Write out every entry word for word.

==== Data for this exercise

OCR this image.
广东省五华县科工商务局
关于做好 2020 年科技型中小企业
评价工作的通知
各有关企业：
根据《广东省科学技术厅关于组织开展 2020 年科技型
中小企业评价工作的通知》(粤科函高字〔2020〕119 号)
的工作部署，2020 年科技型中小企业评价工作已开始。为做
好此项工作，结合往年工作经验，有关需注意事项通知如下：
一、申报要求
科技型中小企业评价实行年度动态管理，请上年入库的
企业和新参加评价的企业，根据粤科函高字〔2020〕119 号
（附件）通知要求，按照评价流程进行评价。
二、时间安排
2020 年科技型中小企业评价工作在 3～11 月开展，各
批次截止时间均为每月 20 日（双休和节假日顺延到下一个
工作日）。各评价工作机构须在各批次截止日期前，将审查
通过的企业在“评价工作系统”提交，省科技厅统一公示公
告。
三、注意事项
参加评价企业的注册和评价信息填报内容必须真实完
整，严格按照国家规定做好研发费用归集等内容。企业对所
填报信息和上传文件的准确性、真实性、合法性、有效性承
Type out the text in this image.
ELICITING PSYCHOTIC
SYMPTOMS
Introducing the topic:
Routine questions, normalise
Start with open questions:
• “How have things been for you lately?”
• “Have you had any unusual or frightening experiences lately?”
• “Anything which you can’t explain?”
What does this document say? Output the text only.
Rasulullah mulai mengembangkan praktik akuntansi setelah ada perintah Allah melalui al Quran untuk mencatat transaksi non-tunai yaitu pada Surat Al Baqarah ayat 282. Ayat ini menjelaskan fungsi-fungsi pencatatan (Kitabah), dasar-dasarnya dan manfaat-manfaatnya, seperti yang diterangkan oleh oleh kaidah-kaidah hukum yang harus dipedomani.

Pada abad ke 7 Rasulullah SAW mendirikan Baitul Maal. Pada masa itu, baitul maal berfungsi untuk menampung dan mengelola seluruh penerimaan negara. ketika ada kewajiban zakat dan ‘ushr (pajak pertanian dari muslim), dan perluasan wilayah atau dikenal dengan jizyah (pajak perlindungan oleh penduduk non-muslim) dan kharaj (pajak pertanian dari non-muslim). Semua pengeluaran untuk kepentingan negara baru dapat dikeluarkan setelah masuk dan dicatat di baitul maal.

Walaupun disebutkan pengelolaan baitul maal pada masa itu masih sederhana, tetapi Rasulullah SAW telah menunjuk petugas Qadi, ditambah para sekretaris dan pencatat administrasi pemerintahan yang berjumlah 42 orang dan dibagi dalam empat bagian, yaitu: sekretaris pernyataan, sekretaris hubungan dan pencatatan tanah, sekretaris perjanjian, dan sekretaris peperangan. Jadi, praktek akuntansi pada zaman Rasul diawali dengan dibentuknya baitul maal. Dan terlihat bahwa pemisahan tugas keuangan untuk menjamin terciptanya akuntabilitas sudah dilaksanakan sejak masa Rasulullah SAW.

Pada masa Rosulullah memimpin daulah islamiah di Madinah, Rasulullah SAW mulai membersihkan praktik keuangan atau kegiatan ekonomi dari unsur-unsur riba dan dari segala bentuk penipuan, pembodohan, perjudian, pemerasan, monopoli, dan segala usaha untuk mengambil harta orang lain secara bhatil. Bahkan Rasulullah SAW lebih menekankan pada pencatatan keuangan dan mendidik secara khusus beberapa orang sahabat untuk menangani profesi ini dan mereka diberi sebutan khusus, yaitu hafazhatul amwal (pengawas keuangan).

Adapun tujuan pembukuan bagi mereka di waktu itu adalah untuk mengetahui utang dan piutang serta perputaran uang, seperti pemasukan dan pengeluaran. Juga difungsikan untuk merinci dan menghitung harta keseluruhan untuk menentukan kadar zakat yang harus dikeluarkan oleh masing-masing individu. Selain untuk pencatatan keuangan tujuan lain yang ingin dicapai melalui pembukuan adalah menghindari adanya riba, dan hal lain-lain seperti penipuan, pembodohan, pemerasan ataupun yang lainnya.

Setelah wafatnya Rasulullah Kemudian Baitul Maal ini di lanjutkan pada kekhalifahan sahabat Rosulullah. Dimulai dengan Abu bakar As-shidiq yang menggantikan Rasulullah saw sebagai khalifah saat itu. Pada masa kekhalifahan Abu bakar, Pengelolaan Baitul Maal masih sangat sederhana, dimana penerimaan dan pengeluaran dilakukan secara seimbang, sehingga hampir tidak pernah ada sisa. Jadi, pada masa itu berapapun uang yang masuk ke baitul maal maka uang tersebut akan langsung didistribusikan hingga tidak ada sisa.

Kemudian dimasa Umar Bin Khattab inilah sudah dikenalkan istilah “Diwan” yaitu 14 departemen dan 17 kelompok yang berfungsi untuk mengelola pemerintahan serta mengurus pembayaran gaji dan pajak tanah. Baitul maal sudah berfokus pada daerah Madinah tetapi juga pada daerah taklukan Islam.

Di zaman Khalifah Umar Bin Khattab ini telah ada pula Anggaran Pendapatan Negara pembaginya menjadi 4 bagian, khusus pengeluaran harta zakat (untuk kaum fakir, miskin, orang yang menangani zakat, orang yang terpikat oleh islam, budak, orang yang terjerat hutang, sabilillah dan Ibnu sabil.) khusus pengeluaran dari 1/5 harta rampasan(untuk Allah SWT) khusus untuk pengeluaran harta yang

========

**Written answer:**
OCR this image.
广东省五华县科工商务局
关于做好 2020 年科技型中小企业
评价工作的通知
各有关企业：
根据《广东省科学技术厅关于组织开展 2020 年科技型
中小企业评价工作的通知》(粤科函高字〔2020〕119 号)
的工作部署，2020 年科技型中小企业评价工作已开始。为做
好此项工作，结合往年工作经验，有关需注意事项通知如下：
一、申报要求
科技型中小企业评价实行年度动态管理，请上年入库的
企业和新参加评价的企业，根据粤科函高字〔2020〕119 号
（附件）通知要求，按照评价流程进行评价。
二、时间安排
2020 年科技型中小企业评价工作在 3～11 月开展，各
批次截止时间均为每月 20 日（双休和节假日顺延到下一个
工作日）。各评价工作机构须在各批次截止日期前，将审查
通过的企业在“评价工作系统”提交，省科技厅统一公示公
告。
三、注意事项
参加评价企业的注册和评价信息填报内容必须真实完
整，严格按照国家规定做好研发费用归集等内容。企业对所
填报信息和上传文件的准确性、真实性、合法性、有效性承
Type out the text in this image.
ELICITING PSYCHOTIC
SYMPTOMS
Introducing the topic:
Routine questions, normalise
Start with open questions:
• “How have things been for you lately?”
• “Have you had any unusual or frightening experiences lately?”
• “Anything which you can’t explain?”
What does this document say? Output the text only.
Rasulullah mulai mengembangkan praktik akuntansi setelah ada perintah Allah melalui al Quran untuk mencatat transaksi non-tunai yaitu pada Surat Al Baqarah ayat 282. Ayat ini menjelaskan fungsi-fungsi pencatatan (Kitabah), dasar-dasarnya dan manfaat-manfaatnya, seperti yang diterangkan oleh oleh kaidah-kaidah hukum yang harus dipedomani.

Pada abad ke 7 Rasulullah SAW mendirikan Baitul Maal. Pada masa itu, baitul maal berfungsi untuk menampung dan mengelola seluruh penerimaan negara. ketika ada kewajiban zakat dan ‘ushr (pajak pertanian dari muslim), dan perluasan wilayah atau dikenal dengan jizyah (pajak perlindungan oleh penduduk non-muslim) dan kharaj (pajak pertanian dari non-muslim). Semua pengeluaran untuk kepentingan negara baru dapat dikeluarkan setelah masuk dan dicatat di baitul maal.

Walaupun disebutkan pengelolaan baitul maal pada masa itu masih sederhana, tetapi Rasulullah SAW telah menunjuk petugas Qadi, ditambah para sekretaris dan pencatat administrasi pemerintahan yang berjumlah 42 orang dan dibagi dalam empat bagian, yaitu: sekretaris pernyataan, sekretaris hubungan dan pencatatan tanah, sekretaris perjanjian, dan sekretaris peperangan. Jadi, praktek akuntansi pada zaman Rasul diawali dengan dibentuknya baitul maal. Dan terlihat bahwa pemisahan tugas keuangan untuk menjamin terciptanya akuntabilitas sudah dilaksanakan sejak masa Rasulullah SAW.

Pada masa Rosulullah memimpin daulah islamiah di Madinah, Rasulullah SAW mulai membersihkan praktik keuangan atau kegiatan ekonomi dari unsur-unsur riba dan dari segala bentuk penipuan, pembodohan, perjudian, pemerasan, monopoli, dan segala usaha untuk mengambil harta orang lain secara bhatil. Bahkan Rasulullah SAW lebih menekankan pada pencatatan keuangan dan mendidik secara khusus beberapa orang sahabat untuk menangani profesi ini dan mereka diberi sebutan khusus, yaitu hafazhatul amwal (pengawas keuangan).

Adapun tujuan pembukuan bagi mereka di waktu itu adalah untuk mengetahui utang dan piutang serta perputaran uang, seperti pemasukan dan pengeluaran. Juga difungsikan untuk merinci dan menghitung harta keseluruhan untuk menentukan kadar zakat yang harus dikeluarkan oleh masing-masing individu. Selain untuk pencatatan keuangan tujuan lain yang ingin dicapai melalui pembukuan adalah menghindari adanya riba, dan hal lain-lain seperti penipuan, pembodohan, pemerasan ataupun yang lainnya.

Setelah wafatnya Rasulullah Kemudian Baitul Maal ini di lanjutkan pada kekhalifahan sahabat Rosulullah. Dimulai dengan Abu bakar As-shidiq yang menggantikan Rasulullah saw sebagai khalifah saat itu. Pada masa kekhalifahan Abu bakar, Pengelolaan Baitul Maal masih sangat sederhana, dimana penerimaan dan pengeluaran dilakukan secara seimbang, sehingga hampir tidak pernah ada sisa. Jadi, pada masa itu berapapun uang yang masuk ke baitul maal maka uang tersebut akan langsung didistribusikan hingga tidak ada sisa.

Kemudian dimasa Umar Bin Khattab inilah sudah dikenalkan istilah “Diwan” yaitu 14 departemen dan 17 kelompok yang berfungsi untuk mengelola pemerintahan serta mengurus pembayaran gaji dan pajak tanah. Baitul maal sudah berfokus pada daerah Madinah tetapi juga pada daerah taklukan Islam.

Di zaman Khalifah Umar Bin Khattab ini telah ada pula Anggaran Pendapatan Negara pembaginya menjadi 4 bagian, khusus pengeluaran harta zakat (untuk kaum fakir, miskin, orang yang menangani zakat, orang yang terpikat oleh islam, budak, orang yang terjerat hutang, sabilillah dan Ibnu sabil.) khusus pengeluaran dari 1/5 harta rampasan(untuk Allah SWT) khusus untuk pengeluaran harta yang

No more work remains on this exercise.